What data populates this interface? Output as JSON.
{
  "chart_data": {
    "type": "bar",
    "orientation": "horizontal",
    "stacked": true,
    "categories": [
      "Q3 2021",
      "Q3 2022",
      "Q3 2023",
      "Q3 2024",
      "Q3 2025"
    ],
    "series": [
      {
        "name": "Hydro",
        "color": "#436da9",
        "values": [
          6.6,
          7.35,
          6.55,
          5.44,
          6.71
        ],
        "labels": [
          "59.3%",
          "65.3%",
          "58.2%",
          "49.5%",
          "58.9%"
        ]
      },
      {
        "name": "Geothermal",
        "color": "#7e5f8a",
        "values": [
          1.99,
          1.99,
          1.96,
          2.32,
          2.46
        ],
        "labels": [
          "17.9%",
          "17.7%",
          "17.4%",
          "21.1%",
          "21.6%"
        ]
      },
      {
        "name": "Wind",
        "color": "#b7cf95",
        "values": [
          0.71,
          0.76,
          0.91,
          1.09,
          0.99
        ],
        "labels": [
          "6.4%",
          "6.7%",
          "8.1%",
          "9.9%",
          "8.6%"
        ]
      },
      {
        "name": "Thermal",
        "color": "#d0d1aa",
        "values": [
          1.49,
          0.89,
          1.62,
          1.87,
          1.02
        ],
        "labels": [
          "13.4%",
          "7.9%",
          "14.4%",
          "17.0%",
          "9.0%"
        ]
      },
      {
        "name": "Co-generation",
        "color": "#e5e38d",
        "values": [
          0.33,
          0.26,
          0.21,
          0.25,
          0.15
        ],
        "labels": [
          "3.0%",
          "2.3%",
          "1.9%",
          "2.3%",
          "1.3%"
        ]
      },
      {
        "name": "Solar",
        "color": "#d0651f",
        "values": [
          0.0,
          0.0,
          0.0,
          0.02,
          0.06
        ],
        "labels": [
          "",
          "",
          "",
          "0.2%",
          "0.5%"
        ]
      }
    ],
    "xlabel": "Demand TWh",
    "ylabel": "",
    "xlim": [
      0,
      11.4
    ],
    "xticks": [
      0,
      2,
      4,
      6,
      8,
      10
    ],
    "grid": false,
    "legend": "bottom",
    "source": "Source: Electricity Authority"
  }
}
::::::::::
Transcribe the whole listing exactly.

**Reply:**
What data populates this interface? Output as JSON.
{
  "chart_data": {
    "type": "bar",
    "orientation": "horizontal",
    "stacked": true,
    "categories": [
      "Q3 2021",
      "Q3 2022",
      "Q3 2023",
      "Q3 2024",
      "Q3 2025"
    ],
    "series": [
      {
        "name": "Hydro",
        "color": "#436da9",
        "values": [
          6.6,
          7.35,
          6.55,
          5.44,
          6.71
        ],
        "labels": [
          "59.3%",
          "65.3%",
          "58.2%",
          "49.5%",
          "58.9%"
        ]
      },
      {
        "name": "Geothermal",
        "color": "#7e5f8a",
        "values": [
          1.99,
          1.99,
          1.96,
          2.32,
          2.46
        ],
        "labels": [
          "17.9%",
          "17.7%",
          "17.4%",
          "21.1%",
          "21.6%"
        ]
      },
      {
        "name": "Wind",
        "color": "#b7cf95",
        "values": [
          0.71,
          0.76,
          0.91,
          1.09,
          0.99
        ],
        "labels": [
          "6.4%",
          "6.7%",
          "8.1%",
          "9.9%",
          "8.6%"
        ]
      },
      {
        "name": "Thermal",
        "color": "#d0d1aa",
        "values": [
          1.49,
          0.89,
          1.62,
          1.87,
          1.02
        ],
        "labels": [
          "13.4%",
          "7.9%",
          "14.4%",
          "17.0%",
          "9.0%"
        ]
      },
      {
        "name": "Co-generation",
        "color": "#e5e38d",
        "values": [
          0.33,
          0.26,
          0.21,
          0.25,
          0.15
        ],
        "labels": [
          "3.0%",
          "2.3%",
          "1.9%",
          "2.3%",
          "1.3%"
        ]
      },
      {
        "name": "Solar",
        "color": "#d0651f",
        "values": [
          0.0,
          0.0,
          0.0,
          0.02,
          0.06
        ],
        "labels": [
          "",
          "",
          "",
          "0.2%",
          "0.5%"
        ]
      }
    ],
    "xlabel": "Demand TWh",
    "ylabel": "",
    "xlim": [
      0,
      11.4
    ],
    "xticks": [
      0,
      2,
      4,
      6,
      8,
      10
    ],
    "grid": false,
    "legend": "bottom",
    "source": "Source: Electricity Authority"
  }
}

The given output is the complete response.